Written request:
Copy every line of the material below word for word.

Material provided:
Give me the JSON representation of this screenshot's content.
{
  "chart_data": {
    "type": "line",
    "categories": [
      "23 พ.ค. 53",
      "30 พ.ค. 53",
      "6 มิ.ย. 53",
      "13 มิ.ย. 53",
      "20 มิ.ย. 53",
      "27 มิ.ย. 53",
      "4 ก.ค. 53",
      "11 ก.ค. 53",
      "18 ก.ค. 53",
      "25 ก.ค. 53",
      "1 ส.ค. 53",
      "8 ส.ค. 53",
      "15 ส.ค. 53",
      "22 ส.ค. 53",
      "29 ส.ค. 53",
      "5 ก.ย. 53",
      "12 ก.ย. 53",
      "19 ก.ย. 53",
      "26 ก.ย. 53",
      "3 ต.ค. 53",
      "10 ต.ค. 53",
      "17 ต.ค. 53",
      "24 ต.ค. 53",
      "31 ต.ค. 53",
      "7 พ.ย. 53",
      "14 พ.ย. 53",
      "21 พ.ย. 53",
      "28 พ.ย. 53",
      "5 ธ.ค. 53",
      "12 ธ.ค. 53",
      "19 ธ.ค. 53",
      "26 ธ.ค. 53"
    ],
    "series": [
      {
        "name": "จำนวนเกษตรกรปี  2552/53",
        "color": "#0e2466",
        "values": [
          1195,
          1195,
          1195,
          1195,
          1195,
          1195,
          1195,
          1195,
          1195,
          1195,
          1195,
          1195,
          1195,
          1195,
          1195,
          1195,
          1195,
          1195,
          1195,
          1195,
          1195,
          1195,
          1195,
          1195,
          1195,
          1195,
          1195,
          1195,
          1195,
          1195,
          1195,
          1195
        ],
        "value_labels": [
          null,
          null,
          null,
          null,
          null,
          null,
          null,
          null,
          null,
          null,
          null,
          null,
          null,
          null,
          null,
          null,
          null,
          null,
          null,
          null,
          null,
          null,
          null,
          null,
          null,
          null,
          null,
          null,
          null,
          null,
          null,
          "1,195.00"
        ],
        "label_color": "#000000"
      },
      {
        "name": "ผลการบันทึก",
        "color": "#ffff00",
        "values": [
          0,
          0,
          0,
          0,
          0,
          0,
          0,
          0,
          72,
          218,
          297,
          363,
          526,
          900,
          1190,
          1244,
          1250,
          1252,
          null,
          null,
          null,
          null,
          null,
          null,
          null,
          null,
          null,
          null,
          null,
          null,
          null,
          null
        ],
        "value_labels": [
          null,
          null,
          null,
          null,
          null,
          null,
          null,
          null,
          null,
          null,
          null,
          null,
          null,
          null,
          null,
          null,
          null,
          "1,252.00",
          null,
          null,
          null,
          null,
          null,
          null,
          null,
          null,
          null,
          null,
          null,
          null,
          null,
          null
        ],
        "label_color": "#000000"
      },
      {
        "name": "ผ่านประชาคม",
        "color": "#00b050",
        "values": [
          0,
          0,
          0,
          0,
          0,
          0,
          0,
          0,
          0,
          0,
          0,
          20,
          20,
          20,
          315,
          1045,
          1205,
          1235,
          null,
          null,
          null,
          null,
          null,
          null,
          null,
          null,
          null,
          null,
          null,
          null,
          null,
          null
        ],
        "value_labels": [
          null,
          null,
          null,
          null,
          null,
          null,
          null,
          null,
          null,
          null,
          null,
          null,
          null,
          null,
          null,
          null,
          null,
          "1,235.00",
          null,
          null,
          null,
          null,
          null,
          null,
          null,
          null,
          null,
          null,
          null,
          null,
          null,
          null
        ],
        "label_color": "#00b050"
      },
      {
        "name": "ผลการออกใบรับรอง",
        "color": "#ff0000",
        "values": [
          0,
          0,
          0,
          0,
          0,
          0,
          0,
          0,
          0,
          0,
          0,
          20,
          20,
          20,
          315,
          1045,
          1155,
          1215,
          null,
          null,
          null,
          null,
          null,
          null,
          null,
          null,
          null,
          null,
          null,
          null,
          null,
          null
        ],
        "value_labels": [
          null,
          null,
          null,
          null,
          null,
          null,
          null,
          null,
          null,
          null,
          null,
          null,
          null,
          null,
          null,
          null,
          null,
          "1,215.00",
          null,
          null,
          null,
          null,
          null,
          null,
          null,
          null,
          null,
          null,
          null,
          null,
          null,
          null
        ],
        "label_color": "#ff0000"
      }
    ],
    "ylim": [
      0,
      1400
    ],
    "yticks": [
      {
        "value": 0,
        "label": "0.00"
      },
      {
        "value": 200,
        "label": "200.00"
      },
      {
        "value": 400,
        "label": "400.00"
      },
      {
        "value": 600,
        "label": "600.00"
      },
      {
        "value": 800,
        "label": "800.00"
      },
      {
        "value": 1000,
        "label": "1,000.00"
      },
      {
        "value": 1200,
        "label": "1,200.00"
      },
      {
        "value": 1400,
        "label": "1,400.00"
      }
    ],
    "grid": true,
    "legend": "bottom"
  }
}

Expected output:
Give me the JSON representation of this screenshot's content.
{
  "chart_data": {
    "type": "line",
    "categories": [
      "23 พ.ค. 53",
      "30 พ.ค. 53",
      "6 มิ.ย. 53",
      "13 มิ.ย. 53",
      "20 มิ.ย. 53",
      "27 มิ.ย. 53",
      "4 ก.ค. 53",
      "11 ก.ค. 53",
      "18 ก.ค. 53",
      "25 ก.ค. 53",
      "1 ส.ค. 53",
      "8 ส.ค. 53",
      "15 ส.ค. 53",
      "22 ส.ค. 53",
      "29 ส.ค. 53",
      "5 ก.ย. 53",
      "12 ก.ย. 53",
      "19 ก.ย. 53",
      "26 ก.ย. 53",
      "3 ต.ค. 53",
      "10 ต.ค. 53",
      "17 ต.ค. 53",
      "24 ต.ค. 53",
      "31 ต.ค. 53",
      "7 พ.ย. 53",
      "14 พ.ย. 53",
      "21 พ.ย. 53",
      "28 พ.ย. 53",
      "5 ธ.ค. 53",
      "12 ธ.ค. 53",
      "19 ธ.ค. 53",
      "26 ธ.ค. 53"
    ],
    "series": [
      {
        "name": "จำนวนเกษตรกรปี  2552/53",
        "color": "#0e2466",
        "values": [
          1195,
          1195,
          1195,
          1195,
          1195,
          1195,
          1195,
          1195,
          1195,
          1195,
          1195,
          1195,
          1195,
          1195,
          1195,
          1195,
          1195,
          1195,
          1195,
          1195,
          1195,
          1195,
          1195,
          1195,
          1195,
          1195,
          1195,
          1195,
          1195,
          1195,
          1195,
          1195
        ],
        "value_labels": [
          null,
          null,
          null,
          null,
          null,
          null,
          null,
          null,
          null,
          null,
          null,
          null,
          null,
          null,
          null,
          null,
          null,
          null,
          null,
          null,
          null,
          null,
          null,
          null,
          null,
          null,
          null,
          null,
          null,
          null,
          null,
          "1,195.00"
        ],
        "label_color": "#000000"
      },
      {
        "name": "ผลการบันทึก",
        "color": "#ffff00",
        "values": [
          0,
          0,
          0,
          0,
          0,
          0,
          0,
          0,
          72,
          218,
          297,
          363,
          526,
          900,
          1190,
          1244,
          1250,
          1252,
          null,
          null,
          null,
          null,
          null,
          null,
          null,
          null,
          null,
          null,
          null,
          null,
          null,
          null
        ],
        "value_labels": [
          null,
          null,
          null,
          null,
          null,
          null,
          null,
          null,
          null,
          null,
          null,
          null,
          null,
          null,
          null,
          null,
          null,
          "1,252.00",
          null,
          null,
          null,
          null,
          null,
          null,
          null,
          null,
          null,
          null,
          null,
          null,
          null,
          null
        ],
        "label_color": "#000000"
      },
      {
        "name": "ผ่านประชาคม",
        "color": "#00b050",
        "values": [
          0,
          0,
          0,
          0,
          0,
          0,
          0,
          0,
          0,
          0,
          0,
          20,
          20,
          20,
          315,
          1045,
          1205,
          1235,
          null,
          null,
          null,
          null,
          null,
          null,
          null,
          null,
          null,
          null,
          null,
          null,
          null,
          null
        ],
        "value_labels": [
          null,
          null,
          null,
          null,
          null,
          null,
          null,
          null,
          null,
          null,
          null,
          null,
          null,
          null,
          null,
          null,
          null,
          "1,235.00",
          null,
          null,
          null,
          null,
          null,
          null,
          null,
          null,
          null,
          null,
          null,
          null,
          null,
          null
        ],
        "label_color": "#00b050"
      },
      {
        "name": "ผลการออกใบรับรอง",
        "color": "#ff0000",
        "values": [
          0,
          0,
          0,
          0,
          0,
          0,
          0,
          0,
          0,
          0,
          0,
          20,
          20,
          20,
          315,
          1045,
          1155,
          1215,
          null,
          null,
          null,
          null,
          null,
          null,
          null,
          null,
          null,
          null,
          null,
          null,
          null,
          null
        ],
        "value_labels": [
          null,
          null,
          null,
          null,
          null,
          null,
          null,
          null,
          null,
          null,
          null,
          null,
          null,
          null,
          null,
          null,
          null,
          "1,215.00",
          null,
          null,
          null,
          null,
          null,
          null,
          null,
          null,
          null,
          null,
          null,
          null,
          null,
          null
        ],
        "label_color": "#ff0000"
      }
    ],
    "ylim": [
      0,
      1400
    ],
    "yticks": [
      {
        "value": 0,
        "label": "0.00"
      },
      {
        "value": 200,
        "label": "200.00"
      },
      {
        "value": 400,
        "label": "400.00"
      },
      {
        "value": 600,
        "label": "600.00"
      },
      {
        "value": 800,
        "label": "800.00"
      },
      {
        "value": 1000,
        "label": "1,000.00"
      },
      {
        "value": 1200,
        "label": "1,200.00"
      },
      {
        "value": 1400,
        "label": "1,400.00"
      }
    ],
    "grid": true,
    "legend": "bottom"
  }
}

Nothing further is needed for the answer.